PROBLEM:
Copy each of the entries below faithfully, setting aside any pictures.

ITEMS:

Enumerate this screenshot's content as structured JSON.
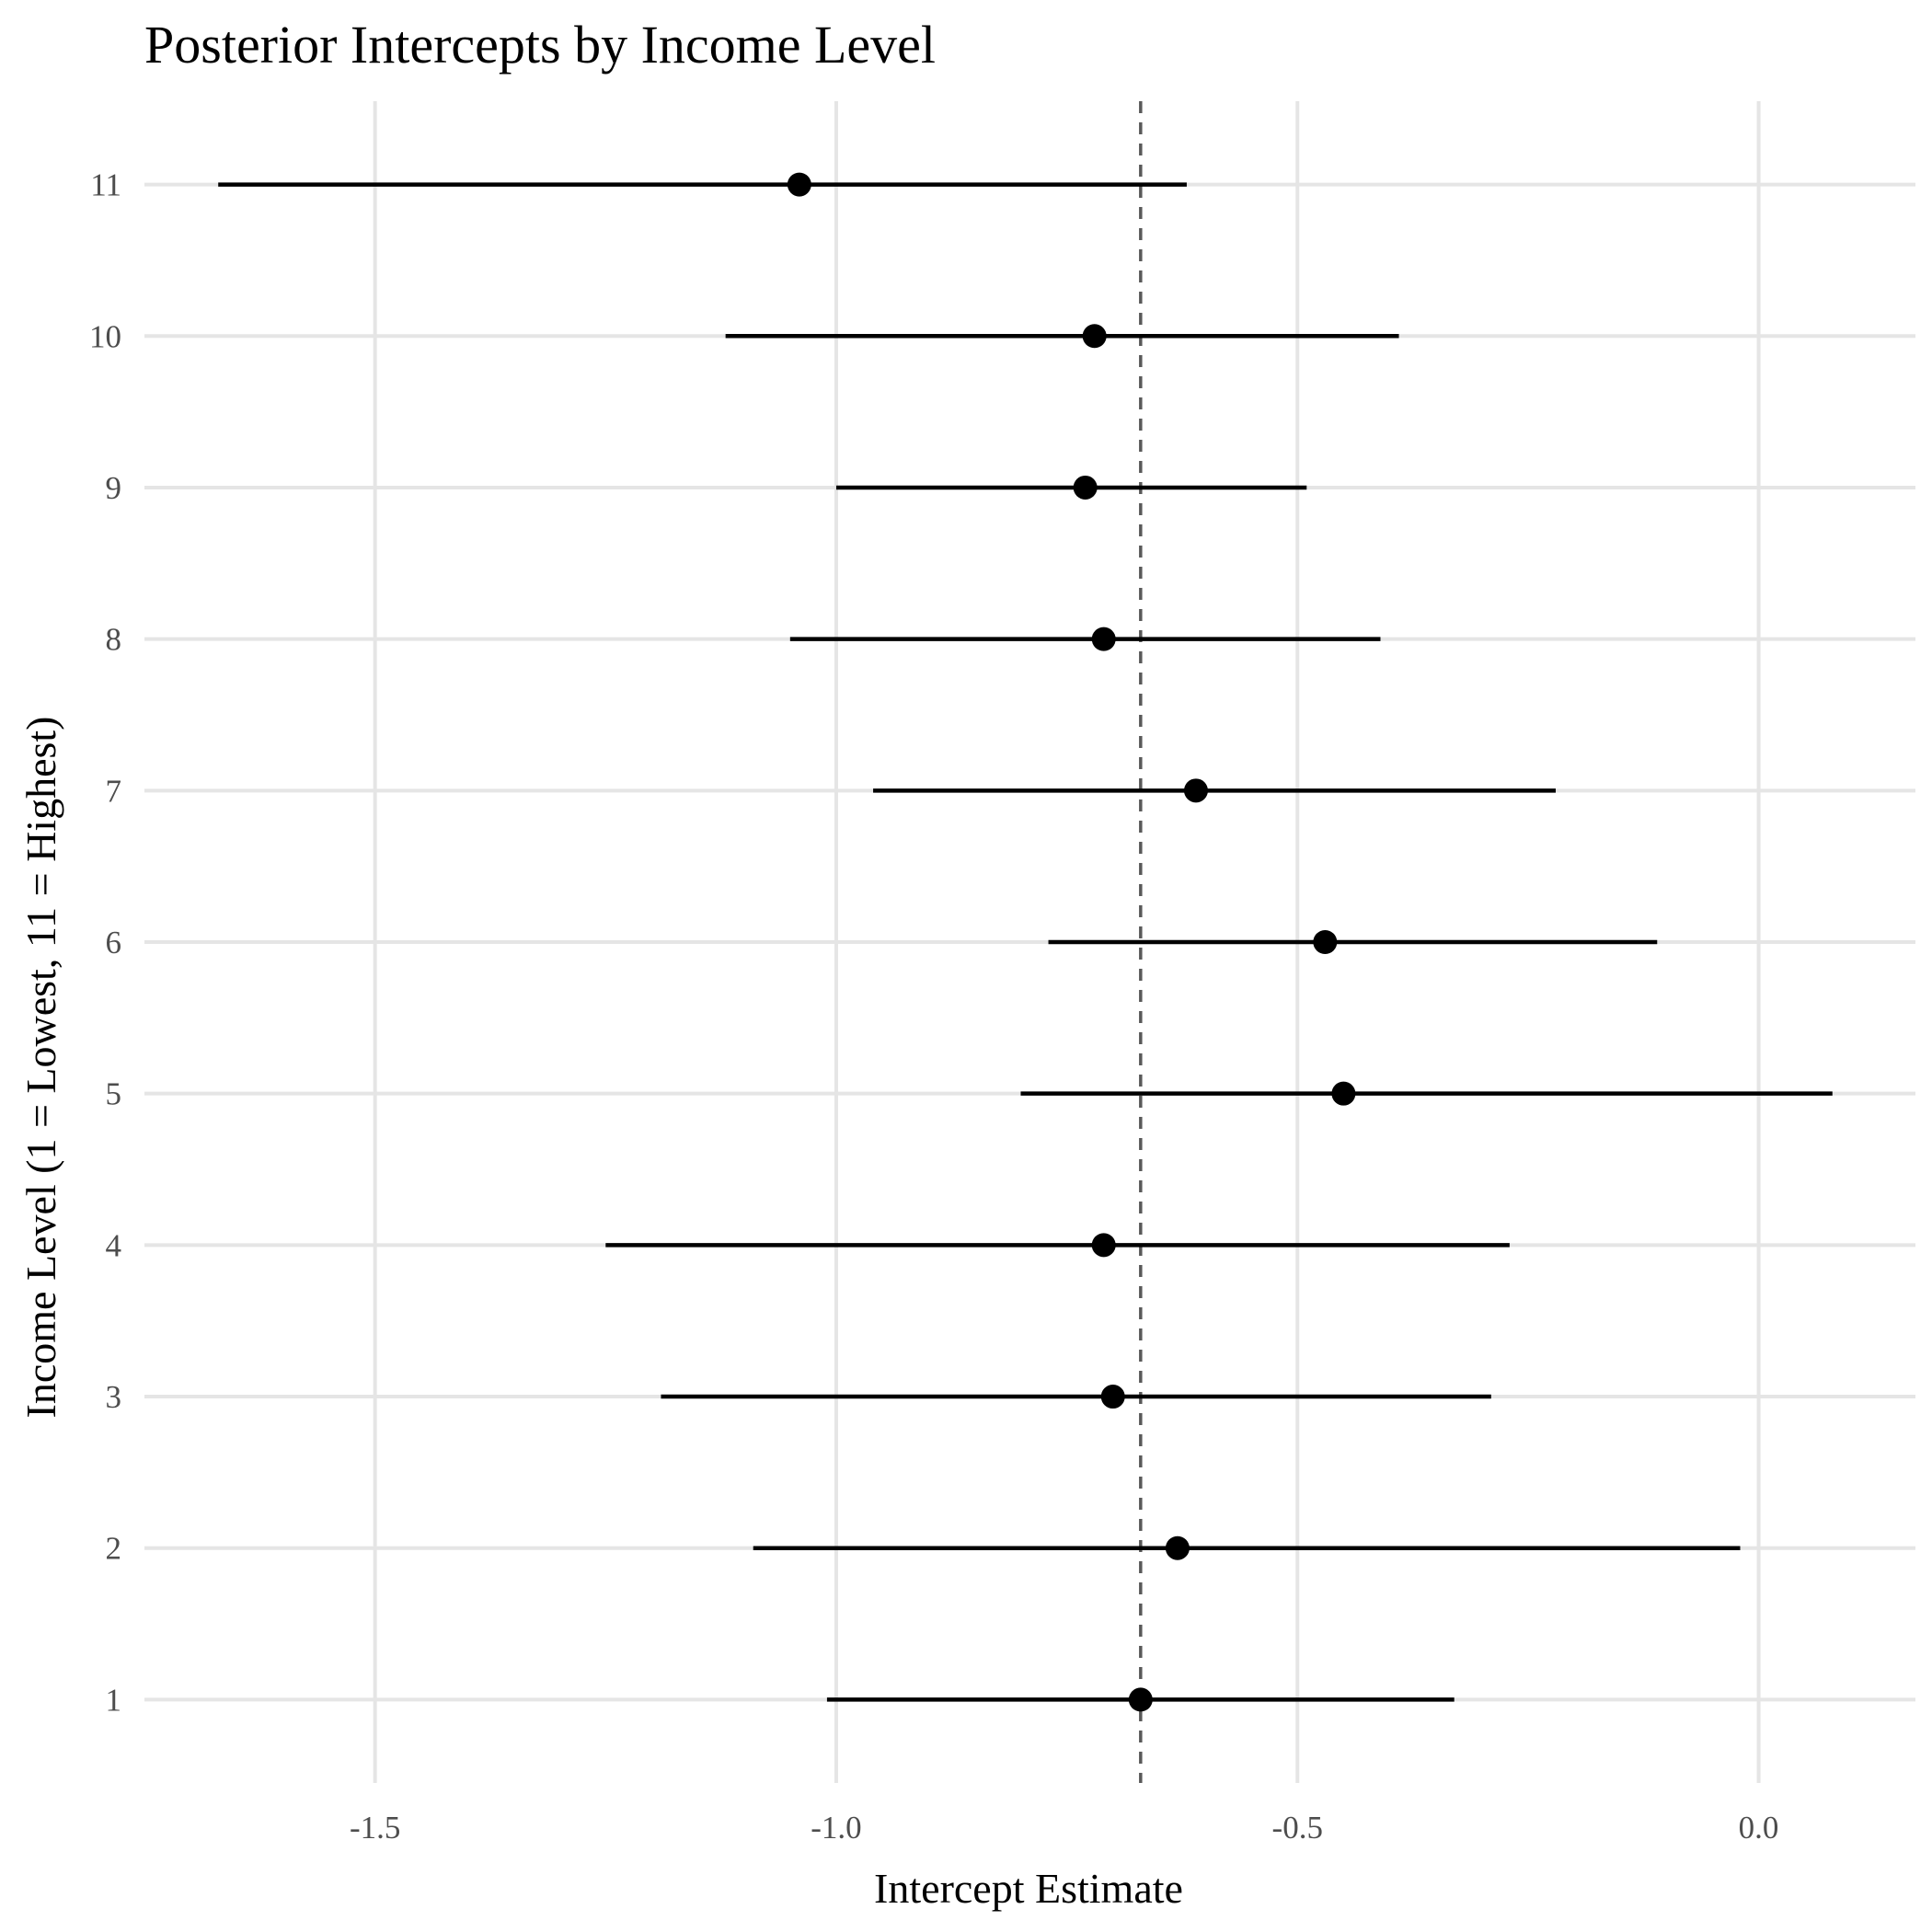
{
  "chart_data": {
    "type": "pointrange",
    "title": "Posterior Intercepts by Income Level",
    "xlabel": "Intercept Estimate",
    "ylabel": "Income Level (1 = Lowest, 11 = Highest)",
    "xlim": [
      -1.75,
      0.17
    ],
    "ylim": [
      0.45,
      11.55
    ],
    "x_ticks": [
      -1.5,
      -1.0,
      -0.5,
      0.0
    ],
    "x_tick_labels": [
      "-1.5",
      "-1.0",
      "-0.5",
      "0.0"
    ],
    "y_categories": [
      "1",
      "2",
      "3",
      "4",
      "5",
      "6",
      "7",
      "8",
      "9",
      "10",
      "11"
    ],
    "reference_line": {
      "x": -0.67,
      "style": "dashed"
    },
    "points": [
      {
        "level": 1,
        "estimate": -0.67,
        "lower": -1.01,
        "upper": -0.33
      },
      {
        "level": 2,
        "estimate": -0.63,
        "lower": -1.09,
        "upper": -0.02
      },
      {
        "level": 3,
        "estimate": -0.7,
        "lower": -1.19,
        "upper": -0.29
      },
      {
        "level": 4,
        "estimate": -0.71,
        "lower": -1.25,
        "upper": -0.27
      },
      {
        "level": 5,
        "estimate": -0.45,
        "lower": -0.8,
        "upper": 0.08
      },
      {
        "level": 6,
        "estimate": -0.47,
        "lower": -0.77,
        "upper": -0.11
      },
      {
        "level": 7,
        "estimate": -0.61,
        "lower": -0.96,
        "upper": -0.22
      },
      {
        "level": 8,
        "estimate": -0.71,
        "lower": -1.05,
        "upper": -0.41
      },
      {
        "level": 9,
        "estimate": -0.73,
        "lower": -1.0,
        "upper": -0.49
      },
      {
        "level": 10,
        "estimate": -0.72,
        "lower": -1.12,
        "upper": -0.39
      },
      {
        "level": 11,
        "estimate": -1.04,
        "lower": -1.67,
        "upper": -0.62
      }
    ],
    "grid": {
      "major": true,
      "minor": false
    }
  }
}
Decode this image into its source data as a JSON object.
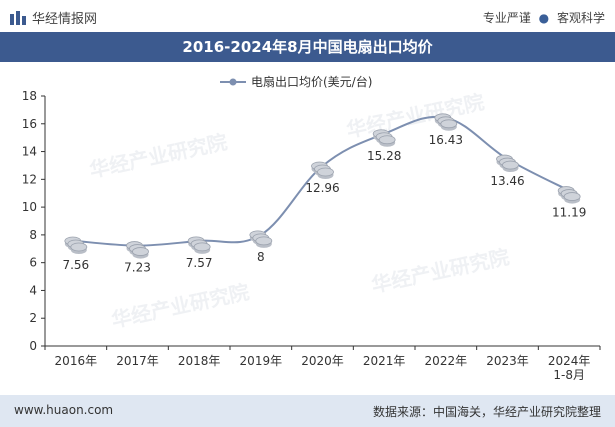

ANSWER TO THIS TASK:
Enumerate this screenshot's content as structured JSON.
{
  "chart_data": {
    "type": "pointrange",
    "title": "Posterior Intercepts by Income Level",
    "xlabel": "Intercept Estimate",
    "ylabel": "Income Level (1 = Lowest, 11 = Highest)",
    "xlim": [
      -1.75,
      0.17
    ],
    "ylim": [
      0.45,
      11.55
    ],
    "x_ticks": [
      -1.5,
      -1.0,
      -0.5,
      0.0
    ],
    "x_tick_labels": [
      "-1.5",
      "-1.0",
      "-0.5",
      "0.0"
    ],
    "y_categories": [
      "1",
      "2",
      "3",
      "4",
      "5",
      "6",
      "7",
      "8",
      "9",
      "10",
      "11"
    ],
    "reference_line": {
      "x": -0.67,
      "style": "dashed"
    },
    "points": [
      {
        "level": 1,
        "estimate": -0.67,
        "lower": -1.01,
        "upper": -0.33
      },
      {
        "level": 2,
        "estimate": -0.63,
        "lower": -1.09,
        "upper": -0.02
      },
      {
        "level": 3,
        "estimate": -0.7,
        "lower": -1.19,
        "upper": -0.29
      },
      {
        "level": 4,
        "estimate": -0.71,
        "lower": -1.25,
        "upper": -0.27
      },
      {
        "level": 5,
        "estimate": -0.45,
        "lower": -0.8,
        "upper": 0.08
      },
      {
        "level": 6,
        "estimate": -0.47,
        "lower": -0.77,
        "upper": -0.11
      },
      {
        "level": 7,
        "estimate": -0.61,
        "lower": -0.96,
        "upper": -0.22
      },
      {
        "level": 8,
        "estimate": -0.71,
        "lower": -1.05,
        "upper": -0.41
      },
      {
        "level": 9,
        "estimate": -0.73,
        "lower": -1.0,
        "upper": -0.49
      },
      {
        "level": 10,
        "estimate": -0.72,
        "lower": -1.12,
        "upper": -0.39
      },
      {
        "level": 11,
        "estimate": -1.04,
        "lower": -1.67,
        "upper": -0.62
      }
    ],
    "grid": {
      "major": true,
      "minor": false
    }
  }
}
Decode this image into its source data as a JSON object.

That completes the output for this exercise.